Data records
________________________________________

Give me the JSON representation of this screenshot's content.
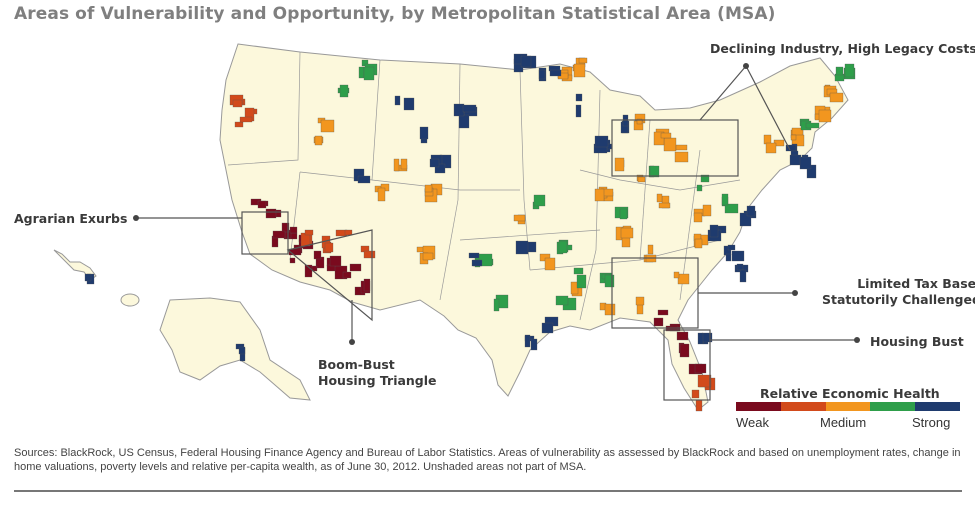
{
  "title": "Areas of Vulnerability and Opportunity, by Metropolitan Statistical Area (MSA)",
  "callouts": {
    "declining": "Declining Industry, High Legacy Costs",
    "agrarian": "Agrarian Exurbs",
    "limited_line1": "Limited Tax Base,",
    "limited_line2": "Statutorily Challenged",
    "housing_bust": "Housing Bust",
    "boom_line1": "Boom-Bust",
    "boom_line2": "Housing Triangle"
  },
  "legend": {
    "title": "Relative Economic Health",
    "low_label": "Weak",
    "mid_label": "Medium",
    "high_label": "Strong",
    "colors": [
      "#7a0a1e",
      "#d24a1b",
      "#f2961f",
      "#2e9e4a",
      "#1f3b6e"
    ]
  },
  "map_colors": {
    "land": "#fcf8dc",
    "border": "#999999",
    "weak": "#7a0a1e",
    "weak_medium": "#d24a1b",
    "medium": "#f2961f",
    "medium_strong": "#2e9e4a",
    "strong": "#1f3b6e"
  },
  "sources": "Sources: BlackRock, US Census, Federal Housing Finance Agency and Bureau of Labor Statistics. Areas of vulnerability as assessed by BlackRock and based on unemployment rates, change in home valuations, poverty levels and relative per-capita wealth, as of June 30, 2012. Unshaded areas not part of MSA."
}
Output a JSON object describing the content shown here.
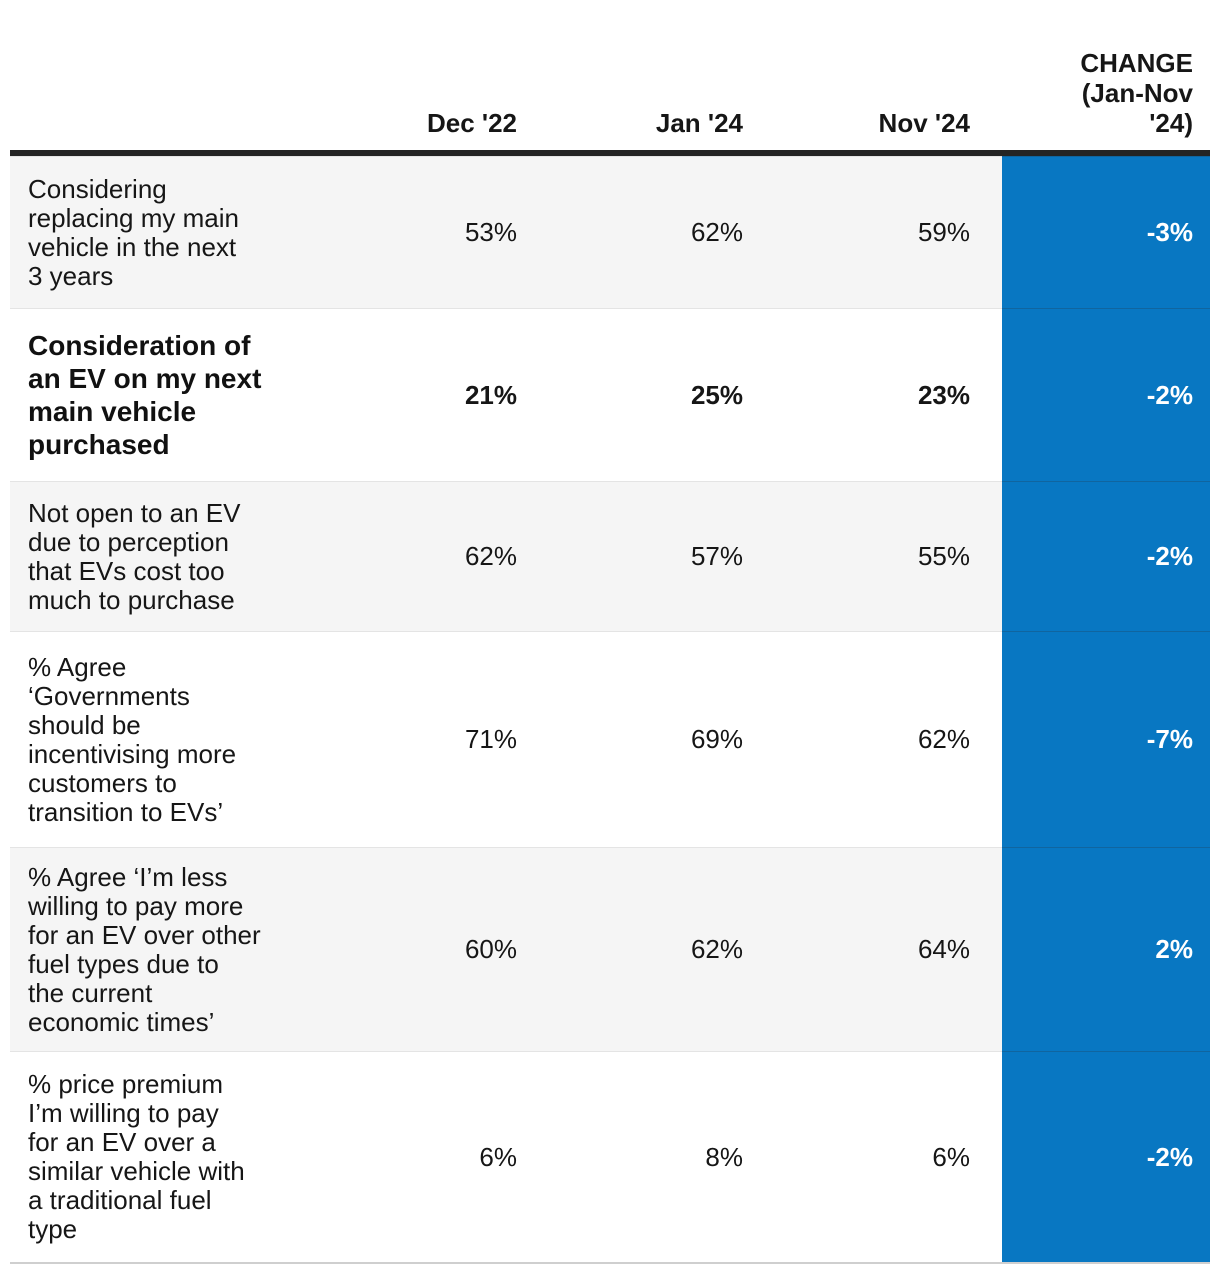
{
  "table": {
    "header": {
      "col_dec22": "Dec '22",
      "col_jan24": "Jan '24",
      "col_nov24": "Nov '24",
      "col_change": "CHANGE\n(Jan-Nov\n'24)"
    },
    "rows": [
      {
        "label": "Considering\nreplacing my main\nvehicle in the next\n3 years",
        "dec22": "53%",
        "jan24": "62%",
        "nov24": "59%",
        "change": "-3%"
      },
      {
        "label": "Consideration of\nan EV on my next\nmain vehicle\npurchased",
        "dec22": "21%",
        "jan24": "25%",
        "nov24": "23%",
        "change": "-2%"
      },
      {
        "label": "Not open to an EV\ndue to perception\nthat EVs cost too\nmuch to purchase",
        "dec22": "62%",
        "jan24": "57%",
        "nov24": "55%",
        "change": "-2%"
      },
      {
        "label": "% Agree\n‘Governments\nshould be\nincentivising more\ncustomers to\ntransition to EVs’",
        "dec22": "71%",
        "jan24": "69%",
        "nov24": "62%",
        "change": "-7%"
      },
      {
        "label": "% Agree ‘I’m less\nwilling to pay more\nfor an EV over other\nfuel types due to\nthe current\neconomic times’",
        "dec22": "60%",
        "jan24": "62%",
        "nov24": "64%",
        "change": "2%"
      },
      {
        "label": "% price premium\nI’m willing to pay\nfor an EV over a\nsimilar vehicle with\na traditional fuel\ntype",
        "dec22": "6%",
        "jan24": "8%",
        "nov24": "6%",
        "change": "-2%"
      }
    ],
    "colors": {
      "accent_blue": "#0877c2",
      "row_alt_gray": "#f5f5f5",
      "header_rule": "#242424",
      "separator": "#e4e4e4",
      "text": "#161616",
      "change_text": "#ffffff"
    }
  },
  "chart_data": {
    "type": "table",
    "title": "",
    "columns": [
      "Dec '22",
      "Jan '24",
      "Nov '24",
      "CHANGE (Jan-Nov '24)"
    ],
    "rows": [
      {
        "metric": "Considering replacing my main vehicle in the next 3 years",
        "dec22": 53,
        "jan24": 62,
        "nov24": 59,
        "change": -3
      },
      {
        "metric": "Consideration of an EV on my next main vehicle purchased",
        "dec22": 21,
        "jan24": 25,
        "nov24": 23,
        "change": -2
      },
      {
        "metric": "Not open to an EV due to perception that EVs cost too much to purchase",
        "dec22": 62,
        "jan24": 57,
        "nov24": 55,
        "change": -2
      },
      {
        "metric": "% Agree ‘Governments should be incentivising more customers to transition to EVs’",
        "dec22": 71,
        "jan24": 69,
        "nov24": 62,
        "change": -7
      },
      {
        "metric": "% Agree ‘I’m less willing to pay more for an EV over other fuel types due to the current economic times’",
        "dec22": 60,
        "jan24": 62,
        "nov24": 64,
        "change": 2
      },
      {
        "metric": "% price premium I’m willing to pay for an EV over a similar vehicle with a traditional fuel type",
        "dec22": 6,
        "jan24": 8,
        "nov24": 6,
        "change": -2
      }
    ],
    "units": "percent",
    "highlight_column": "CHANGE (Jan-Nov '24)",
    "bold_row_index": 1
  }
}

________________________________________

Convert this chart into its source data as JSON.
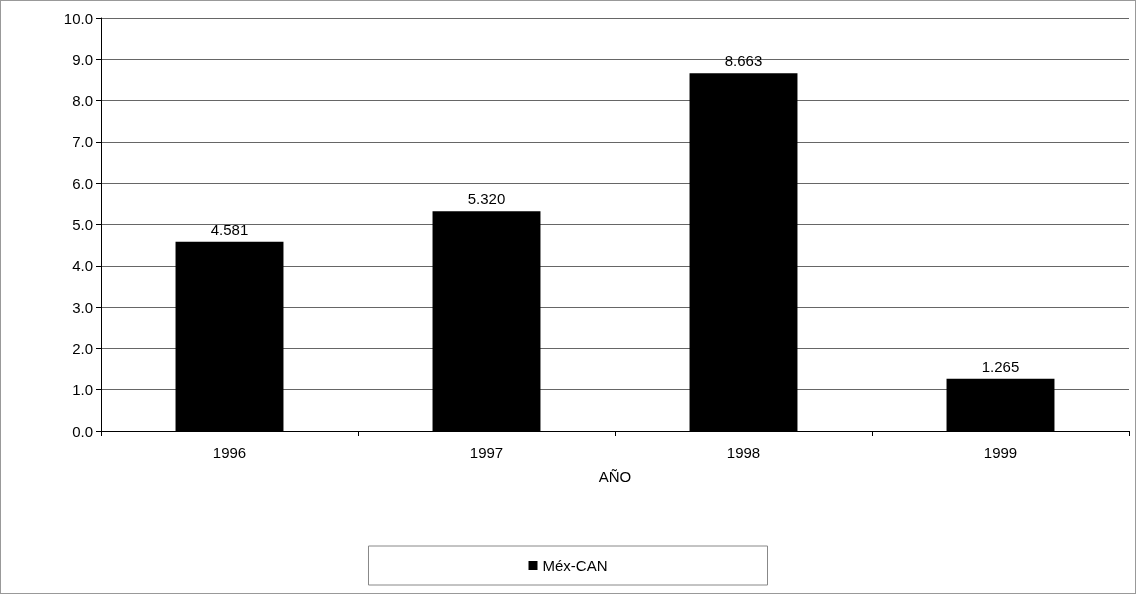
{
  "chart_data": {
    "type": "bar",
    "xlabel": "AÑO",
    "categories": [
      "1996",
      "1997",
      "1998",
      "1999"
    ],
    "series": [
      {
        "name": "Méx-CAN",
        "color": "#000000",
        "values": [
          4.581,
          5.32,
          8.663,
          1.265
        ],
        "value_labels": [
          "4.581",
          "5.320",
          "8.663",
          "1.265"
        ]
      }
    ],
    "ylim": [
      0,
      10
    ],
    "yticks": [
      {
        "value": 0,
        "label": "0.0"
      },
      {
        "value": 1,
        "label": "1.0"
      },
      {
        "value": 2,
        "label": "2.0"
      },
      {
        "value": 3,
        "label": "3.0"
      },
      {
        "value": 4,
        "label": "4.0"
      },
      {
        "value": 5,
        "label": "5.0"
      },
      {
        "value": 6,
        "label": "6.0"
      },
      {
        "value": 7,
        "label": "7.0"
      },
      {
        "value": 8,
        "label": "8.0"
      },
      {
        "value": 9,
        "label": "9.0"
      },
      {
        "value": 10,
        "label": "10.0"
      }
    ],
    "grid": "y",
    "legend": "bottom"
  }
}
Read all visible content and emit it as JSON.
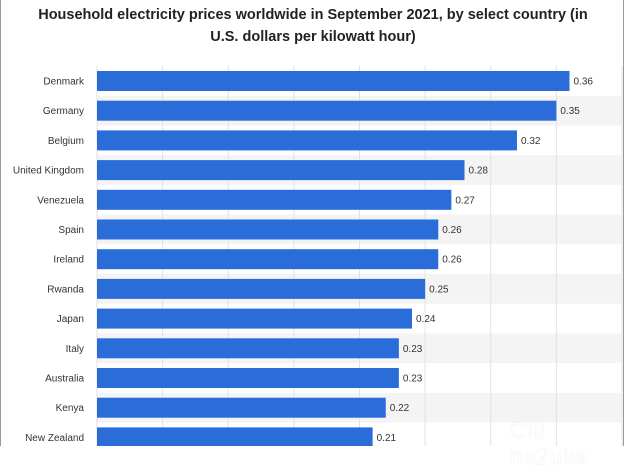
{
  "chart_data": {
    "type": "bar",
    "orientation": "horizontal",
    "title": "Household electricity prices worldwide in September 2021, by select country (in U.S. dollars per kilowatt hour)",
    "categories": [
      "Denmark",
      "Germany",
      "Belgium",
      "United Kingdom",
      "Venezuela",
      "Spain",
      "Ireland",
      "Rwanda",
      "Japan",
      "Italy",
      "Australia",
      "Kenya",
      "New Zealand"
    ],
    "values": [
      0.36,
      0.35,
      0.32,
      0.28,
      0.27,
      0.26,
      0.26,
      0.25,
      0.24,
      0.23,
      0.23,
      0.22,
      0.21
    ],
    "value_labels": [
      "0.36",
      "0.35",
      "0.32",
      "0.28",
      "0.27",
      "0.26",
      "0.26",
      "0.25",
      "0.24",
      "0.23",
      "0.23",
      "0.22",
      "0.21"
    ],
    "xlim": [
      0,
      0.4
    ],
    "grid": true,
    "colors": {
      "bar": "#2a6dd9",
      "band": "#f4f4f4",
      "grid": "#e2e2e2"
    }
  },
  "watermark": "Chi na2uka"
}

________________________________________

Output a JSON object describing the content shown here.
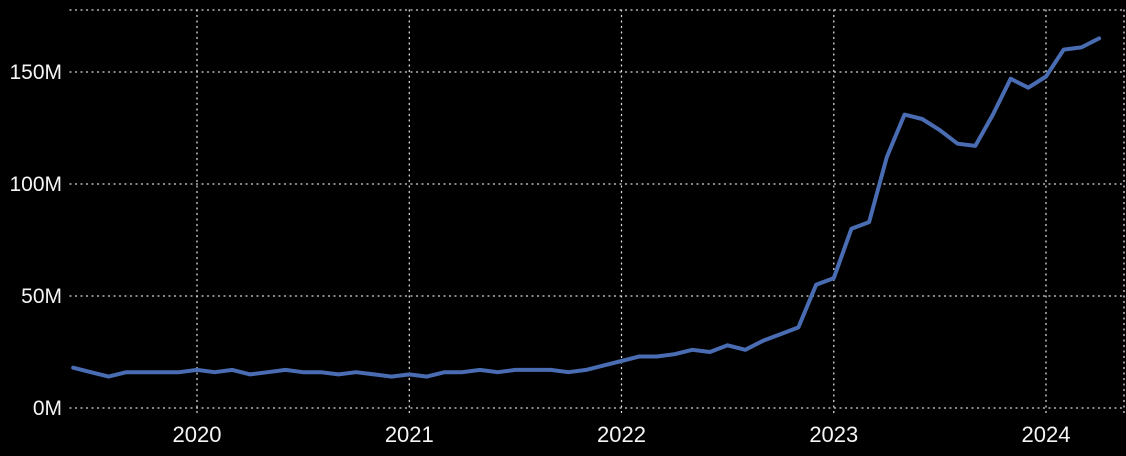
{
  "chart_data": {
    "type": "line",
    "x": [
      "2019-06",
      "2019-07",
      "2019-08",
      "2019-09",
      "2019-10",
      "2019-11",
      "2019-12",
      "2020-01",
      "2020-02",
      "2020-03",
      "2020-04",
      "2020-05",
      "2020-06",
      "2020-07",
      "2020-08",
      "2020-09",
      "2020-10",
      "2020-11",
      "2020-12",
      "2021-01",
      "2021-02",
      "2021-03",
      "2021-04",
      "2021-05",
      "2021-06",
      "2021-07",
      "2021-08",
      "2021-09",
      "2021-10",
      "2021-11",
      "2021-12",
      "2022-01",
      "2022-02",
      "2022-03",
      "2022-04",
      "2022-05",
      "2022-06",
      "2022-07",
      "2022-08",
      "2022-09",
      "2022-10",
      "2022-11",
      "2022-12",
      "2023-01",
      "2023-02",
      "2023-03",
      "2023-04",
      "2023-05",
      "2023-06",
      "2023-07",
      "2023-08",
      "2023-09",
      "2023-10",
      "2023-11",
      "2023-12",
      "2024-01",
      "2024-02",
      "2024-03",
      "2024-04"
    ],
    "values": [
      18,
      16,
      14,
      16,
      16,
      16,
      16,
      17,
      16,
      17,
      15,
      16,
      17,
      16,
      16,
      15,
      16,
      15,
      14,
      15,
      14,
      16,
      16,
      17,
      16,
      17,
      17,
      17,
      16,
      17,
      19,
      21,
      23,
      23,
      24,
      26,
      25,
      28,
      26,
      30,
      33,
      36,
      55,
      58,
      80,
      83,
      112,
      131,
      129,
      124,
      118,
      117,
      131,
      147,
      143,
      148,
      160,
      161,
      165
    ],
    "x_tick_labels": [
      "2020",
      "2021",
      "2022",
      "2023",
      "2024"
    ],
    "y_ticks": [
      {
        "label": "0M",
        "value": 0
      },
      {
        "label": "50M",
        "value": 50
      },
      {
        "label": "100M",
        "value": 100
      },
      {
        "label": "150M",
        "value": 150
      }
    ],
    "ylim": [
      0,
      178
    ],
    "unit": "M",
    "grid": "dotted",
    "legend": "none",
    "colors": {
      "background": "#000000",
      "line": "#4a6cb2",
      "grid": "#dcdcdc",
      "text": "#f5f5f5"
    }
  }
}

________________________________________

Your objective
In the records above, collect each line with "grid".

Exercise answer
    "grid": "y",
    "grid": true,
      "grid": "#e2e2e2"
    "grid": "dotted",
      "grid": "#dcdcdc",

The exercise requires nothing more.